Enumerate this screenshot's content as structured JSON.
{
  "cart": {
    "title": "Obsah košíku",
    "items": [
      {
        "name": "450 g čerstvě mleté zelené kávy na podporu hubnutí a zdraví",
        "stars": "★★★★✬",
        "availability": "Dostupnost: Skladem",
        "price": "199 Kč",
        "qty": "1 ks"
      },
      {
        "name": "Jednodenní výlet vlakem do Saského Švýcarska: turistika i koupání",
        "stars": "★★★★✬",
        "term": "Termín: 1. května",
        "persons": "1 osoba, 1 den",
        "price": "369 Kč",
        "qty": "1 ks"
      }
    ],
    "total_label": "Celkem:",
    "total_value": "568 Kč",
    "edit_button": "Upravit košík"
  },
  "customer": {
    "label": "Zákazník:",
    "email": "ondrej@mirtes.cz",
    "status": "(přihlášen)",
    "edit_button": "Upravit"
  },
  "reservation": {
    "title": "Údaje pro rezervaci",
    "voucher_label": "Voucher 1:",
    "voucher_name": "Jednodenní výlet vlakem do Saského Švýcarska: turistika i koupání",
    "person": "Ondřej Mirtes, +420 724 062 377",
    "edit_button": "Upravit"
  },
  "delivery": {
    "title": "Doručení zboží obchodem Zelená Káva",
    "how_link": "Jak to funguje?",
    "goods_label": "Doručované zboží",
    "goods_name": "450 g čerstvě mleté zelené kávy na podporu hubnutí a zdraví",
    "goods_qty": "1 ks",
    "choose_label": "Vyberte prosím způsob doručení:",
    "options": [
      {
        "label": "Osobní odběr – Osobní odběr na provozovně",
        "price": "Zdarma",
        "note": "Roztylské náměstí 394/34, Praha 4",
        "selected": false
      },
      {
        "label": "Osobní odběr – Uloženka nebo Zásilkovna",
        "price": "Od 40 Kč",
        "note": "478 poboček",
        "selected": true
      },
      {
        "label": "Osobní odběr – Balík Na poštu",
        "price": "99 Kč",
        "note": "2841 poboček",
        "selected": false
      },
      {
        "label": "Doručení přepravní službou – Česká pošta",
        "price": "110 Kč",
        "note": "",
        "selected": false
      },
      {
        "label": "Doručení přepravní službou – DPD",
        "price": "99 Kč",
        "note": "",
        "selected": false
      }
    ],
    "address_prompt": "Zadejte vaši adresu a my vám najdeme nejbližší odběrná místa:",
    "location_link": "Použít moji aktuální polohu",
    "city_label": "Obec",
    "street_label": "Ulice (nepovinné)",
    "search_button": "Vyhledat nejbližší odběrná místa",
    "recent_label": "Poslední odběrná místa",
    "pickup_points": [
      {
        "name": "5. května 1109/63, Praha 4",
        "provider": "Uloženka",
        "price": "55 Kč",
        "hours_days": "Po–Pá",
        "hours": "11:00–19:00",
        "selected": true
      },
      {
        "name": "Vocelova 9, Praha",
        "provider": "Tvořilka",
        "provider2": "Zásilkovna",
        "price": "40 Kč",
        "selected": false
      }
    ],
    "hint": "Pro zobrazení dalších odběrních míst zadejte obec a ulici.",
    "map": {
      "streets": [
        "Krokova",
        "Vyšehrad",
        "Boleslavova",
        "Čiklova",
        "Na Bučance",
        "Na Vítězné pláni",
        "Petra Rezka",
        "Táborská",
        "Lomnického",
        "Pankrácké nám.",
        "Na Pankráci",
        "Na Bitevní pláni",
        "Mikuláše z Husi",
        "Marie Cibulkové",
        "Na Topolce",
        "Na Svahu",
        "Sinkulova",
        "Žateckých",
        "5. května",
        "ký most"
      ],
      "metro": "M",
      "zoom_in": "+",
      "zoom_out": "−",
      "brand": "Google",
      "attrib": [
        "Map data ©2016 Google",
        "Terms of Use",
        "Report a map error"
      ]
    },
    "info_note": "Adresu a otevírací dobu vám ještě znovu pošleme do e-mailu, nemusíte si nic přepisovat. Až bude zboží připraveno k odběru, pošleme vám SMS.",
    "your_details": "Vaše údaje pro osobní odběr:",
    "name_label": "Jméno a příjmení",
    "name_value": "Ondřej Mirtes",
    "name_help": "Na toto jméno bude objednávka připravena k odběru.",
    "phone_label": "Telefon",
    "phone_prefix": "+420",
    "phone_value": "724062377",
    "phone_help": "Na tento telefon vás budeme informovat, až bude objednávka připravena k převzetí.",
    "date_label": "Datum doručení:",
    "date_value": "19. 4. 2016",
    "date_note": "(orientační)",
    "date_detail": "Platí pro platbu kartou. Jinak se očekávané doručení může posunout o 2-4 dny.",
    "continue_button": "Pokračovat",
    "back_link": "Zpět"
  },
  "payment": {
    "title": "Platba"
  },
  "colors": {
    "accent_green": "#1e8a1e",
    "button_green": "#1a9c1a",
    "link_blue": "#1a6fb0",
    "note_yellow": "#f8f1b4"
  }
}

========================================================================

Required work: Copy all the entries verbatim.

Exercise solution:
Enumerate this screenshot's content as structured JSON.
{
  "cart": {
    "title": "Obsah košíku",
    "items": [
      {
        "name": "450 g čerstvě mleté zelené kávy na podporu hubnutí a zdraví",
        "stars": "★★★★✬",
        "availability": "Dostupnost: Skladem",
        "price": "199 Kč",
        "qty": "1 ks"
      },
      {
        "name": "Jednodenní výlet vlakem do Saského Švýcarska: turistika i koupání",
        "stars": "★★★★✬",
        "term": "Termín: 1. května",
        "persons": "1 osoba, 1 den",
        "price": "369 Kč",
        "qty": "1 ks"
      }
    ],
    "total_label": "Celkem:",
    "total_value": "568 Kč",
    "edit_button": "Upravit košík"
  },
  "customer": {
    "label": "Zákazník:",
    "email": "ondrej@mirtes.cz",
    "status": "(přihlášen)",
    "edit_button": "Upravit"
  },
  "reservation": {
    "title": "Údaje pro rezervaci",
    "voucher_label": "Voucher 1:",
    "voucher_name": "Jednodenní výlet vlakem do Saského Švýcarska: turistika i koupání",
    "person": "Ondřej Mirtes, +420 724 062 377",
    "edit_button": "Upravit"
  },
  "delivery": {
    "title": "Doručení zboží obchodem Zelená Káva",
    "how_link": "Jak to funguje?",
    "goods_label": "Doručované zboží",
    "goods_name": "450 g čerstvě mleté zelené kávy na podporu hubnutí a zdraví",
    "goods_qty": "1 ks",
    "choose_label": "Vyberte prosím způsob doručení:",
    "options": [
      {
        "label": "Osobní odběr – Osobní odběr na provozovně",
        "price": "Zdarma",
        "note": "Roztylské náměstí 394/34, Praha 4",
        "selected": false
      },
      {
        "label": "Osobní odběr – Uloženka nebo Zásilkovna",
        "price": "Od 40 Kč",
        "note": "478 poboček",
        "selected": true
      },
      {
        "label": "Osobní odběr – Balík Na poštu",
        "price": "99 Kč",
        "note": "2841 poboček",
        "selected": false
      },
      {
        "label": "Doručení přepravní službou – Česká pošta",
        "price": "110 Kč",
        "note": "",
        "selected": false
      },
      {
        "label": "Doručení přepravní službou – DPD",
        "price": "99 Kč",
        "note": "",
        "selected": false
      }
    ],
    "address_prompt": "Zadejte vaši adresu a my vám najdeme nejbližší odběrná místa:",
    "location_link": "Použít moji aktuální polohu",
    "city_label": "Obec",
    "street_label": "Ulice (nepovinné)",
    "search_button": "Vyhledat nejbližší odběrná místa",
    "recent_label": "Poslední odběrná místa",
    "pickup_points": [
      {
        "name": "5. května 1109/63, Praha 4",
        "provider": "Uloženka",
        "price": "55 Kč",
        "hours_days": "Po–Pá",
        "hours": "11:00–19:00",
        "selected": true
      },
      {
        "name": "Vocelova 9, Praha",
        "provider": "Tvořilka",
        "provider2": "Zásilkovna",
        "price": "40 Kč",
        "selected": false
      }
    ],
    "hint": "Pro zobrazení dalších odběrních míst zadejte obec a ulici.",
    "map": {
      "streets": [
        "Krokova",
        "Vyšehrad",
        "Boleslavova",
        "Čiklova",
        "Na Bučance",
        "Na Vítězné pláni",
        "Petra Rezka",
        "Táborská",
        "Lomnického",
        "Pankrácké nám.",
        "Na Pankráci",
        "Na Bitevní pláni",
        "Mikuláše z Husi",
        "Marie Cibulkové",
        "Na Topolce",
        "Na Svahu",
        "Sinkulova",
        "Žateckých",
        "5. května",
        "ký most"
      ],
      "metro": "M",
      "zoom_in": "+",
      "zoom_out": "−",
      "brand": "Google",
      "attrib": [
        "Map data ©2016 Google",
        "Terms of Use",
        "Report a map error"
      ]
    },
    "info_note": "Adresu a otevírací dobu vám ještě znovu pošleme do e-mailu, nemusíte si nic přepisovat. Až bude zboží připraveno k odběru, pošleme vám SMS.",
    "your_details": "Vaše údaje pro osobní odběr:",
    "name_label": "Jméno a příjmení",
    "name_value": "Ondřej Mirtes",
    "name_help": "Na toto jméno bude objednávka připravena k odběru.",
    "phone_label": "Telefon",
    "phone_prefix": "+420",
    "phone_value": "724062377",
    "phone_help": "Na tento telefon vás budeme informovat, až bude objednávka připravena k převzetí.",
    "date_label": "Datum doručení:",
    "date_value": "19. 4. 2016",
    "date_note": "(orientační)",
    "date_detail": "Platí pro platbu kartou. Jinak se očekávané doručení může posunout o 2-4 dny.",
    "continue_button": "Pokračovat",
    "back_link": "Zpět"
  },
  "payment": {
    "title": "Platba"
  },
  "colors": {
    "accent_green": "#1e8a1e",
    "button_green": "#1a9c1a",
    "link_blue": "#1a6fb0",
    "note_yellow": "#f8f1b4"
  }
}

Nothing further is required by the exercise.